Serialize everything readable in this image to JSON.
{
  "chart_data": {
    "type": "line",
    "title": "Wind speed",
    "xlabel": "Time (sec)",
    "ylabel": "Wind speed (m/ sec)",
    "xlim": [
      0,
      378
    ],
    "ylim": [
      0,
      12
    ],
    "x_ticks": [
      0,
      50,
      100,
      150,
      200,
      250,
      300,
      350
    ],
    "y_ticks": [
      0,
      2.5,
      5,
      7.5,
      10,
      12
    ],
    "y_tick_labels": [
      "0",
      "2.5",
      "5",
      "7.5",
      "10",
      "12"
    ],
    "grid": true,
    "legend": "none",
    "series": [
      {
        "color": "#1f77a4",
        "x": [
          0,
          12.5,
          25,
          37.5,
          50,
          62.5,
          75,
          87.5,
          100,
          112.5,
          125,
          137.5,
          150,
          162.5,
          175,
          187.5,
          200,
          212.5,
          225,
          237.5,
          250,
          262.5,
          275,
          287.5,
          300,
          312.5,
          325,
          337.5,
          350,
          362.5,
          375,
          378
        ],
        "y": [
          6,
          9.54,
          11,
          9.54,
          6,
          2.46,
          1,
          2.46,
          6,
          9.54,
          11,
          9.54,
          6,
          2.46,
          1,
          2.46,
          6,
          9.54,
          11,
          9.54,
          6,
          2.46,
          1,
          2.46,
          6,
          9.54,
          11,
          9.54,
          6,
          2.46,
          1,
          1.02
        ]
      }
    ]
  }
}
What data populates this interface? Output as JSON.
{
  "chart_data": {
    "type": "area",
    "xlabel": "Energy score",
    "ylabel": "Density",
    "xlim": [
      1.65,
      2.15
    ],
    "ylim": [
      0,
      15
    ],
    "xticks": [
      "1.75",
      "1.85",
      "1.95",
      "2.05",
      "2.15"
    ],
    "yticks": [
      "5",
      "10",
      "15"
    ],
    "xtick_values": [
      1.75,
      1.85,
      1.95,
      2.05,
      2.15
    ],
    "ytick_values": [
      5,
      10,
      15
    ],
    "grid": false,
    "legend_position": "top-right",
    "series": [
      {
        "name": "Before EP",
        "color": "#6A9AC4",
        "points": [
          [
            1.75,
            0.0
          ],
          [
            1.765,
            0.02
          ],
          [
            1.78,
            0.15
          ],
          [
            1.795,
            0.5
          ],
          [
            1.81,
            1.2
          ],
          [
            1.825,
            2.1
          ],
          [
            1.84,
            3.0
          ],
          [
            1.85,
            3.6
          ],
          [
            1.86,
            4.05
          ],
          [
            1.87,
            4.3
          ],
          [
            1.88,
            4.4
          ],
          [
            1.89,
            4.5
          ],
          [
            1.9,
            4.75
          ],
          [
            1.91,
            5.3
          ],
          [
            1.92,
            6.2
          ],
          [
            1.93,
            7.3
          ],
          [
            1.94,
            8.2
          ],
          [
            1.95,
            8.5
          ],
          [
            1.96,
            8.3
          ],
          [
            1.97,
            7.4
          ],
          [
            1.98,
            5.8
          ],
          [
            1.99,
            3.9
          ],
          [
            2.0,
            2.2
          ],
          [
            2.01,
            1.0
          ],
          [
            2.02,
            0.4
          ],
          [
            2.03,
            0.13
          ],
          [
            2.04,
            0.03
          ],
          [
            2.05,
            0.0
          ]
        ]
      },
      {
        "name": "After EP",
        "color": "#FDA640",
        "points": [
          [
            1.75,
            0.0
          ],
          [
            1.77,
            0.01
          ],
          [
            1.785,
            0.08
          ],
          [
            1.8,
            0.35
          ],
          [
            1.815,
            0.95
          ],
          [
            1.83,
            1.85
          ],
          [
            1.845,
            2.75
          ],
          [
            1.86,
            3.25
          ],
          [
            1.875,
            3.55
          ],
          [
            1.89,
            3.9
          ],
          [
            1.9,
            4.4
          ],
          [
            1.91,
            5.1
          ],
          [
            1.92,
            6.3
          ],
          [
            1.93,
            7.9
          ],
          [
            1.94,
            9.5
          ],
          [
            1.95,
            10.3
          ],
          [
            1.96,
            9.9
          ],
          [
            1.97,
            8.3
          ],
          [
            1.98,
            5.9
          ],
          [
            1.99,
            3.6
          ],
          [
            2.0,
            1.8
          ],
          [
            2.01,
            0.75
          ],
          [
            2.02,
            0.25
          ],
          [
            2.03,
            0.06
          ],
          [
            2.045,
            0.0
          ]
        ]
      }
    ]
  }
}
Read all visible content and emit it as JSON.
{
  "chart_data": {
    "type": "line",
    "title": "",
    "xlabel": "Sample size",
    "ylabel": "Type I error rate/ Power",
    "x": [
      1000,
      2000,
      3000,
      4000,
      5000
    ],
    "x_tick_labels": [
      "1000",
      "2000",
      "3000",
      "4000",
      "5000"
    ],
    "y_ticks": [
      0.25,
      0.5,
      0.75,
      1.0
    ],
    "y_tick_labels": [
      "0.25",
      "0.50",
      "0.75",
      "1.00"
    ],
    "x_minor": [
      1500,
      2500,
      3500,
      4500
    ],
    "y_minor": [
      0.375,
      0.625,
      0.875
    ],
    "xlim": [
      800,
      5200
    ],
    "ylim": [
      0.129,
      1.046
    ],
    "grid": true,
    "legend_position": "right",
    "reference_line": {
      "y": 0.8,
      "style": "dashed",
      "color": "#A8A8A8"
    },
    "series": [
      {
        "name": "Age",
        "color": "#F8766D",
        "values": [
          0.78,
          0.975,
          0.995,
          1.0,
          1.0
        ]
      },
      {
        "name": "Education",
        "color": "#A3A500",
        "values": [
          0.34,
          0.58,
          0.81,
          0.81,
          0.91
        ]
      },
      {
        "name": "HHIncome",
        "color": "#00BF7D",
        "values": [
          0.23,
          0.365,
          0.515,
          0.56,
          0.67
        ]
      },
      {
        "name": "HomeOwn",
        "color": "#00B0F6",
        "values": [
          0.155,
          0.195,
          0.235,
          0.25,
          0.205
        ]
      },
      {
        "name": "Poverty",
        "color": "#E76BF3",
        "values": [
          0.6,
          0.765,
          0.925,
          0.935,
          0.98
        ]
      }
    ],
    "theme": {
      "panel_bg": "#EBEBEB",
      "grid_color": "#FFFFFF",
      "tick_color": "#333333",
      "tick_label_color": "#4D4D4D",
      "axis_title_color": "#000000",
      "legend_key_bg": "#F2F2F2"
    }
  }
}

..............................

## EXERCISE
Copy each line of the records that contains the word "ylabel".

## TASK RESULT
    "ylabel": "Wind speed (m/ sec)",
    "ylabel": "Density",
    "ylabel": "Type I error rate/ Power",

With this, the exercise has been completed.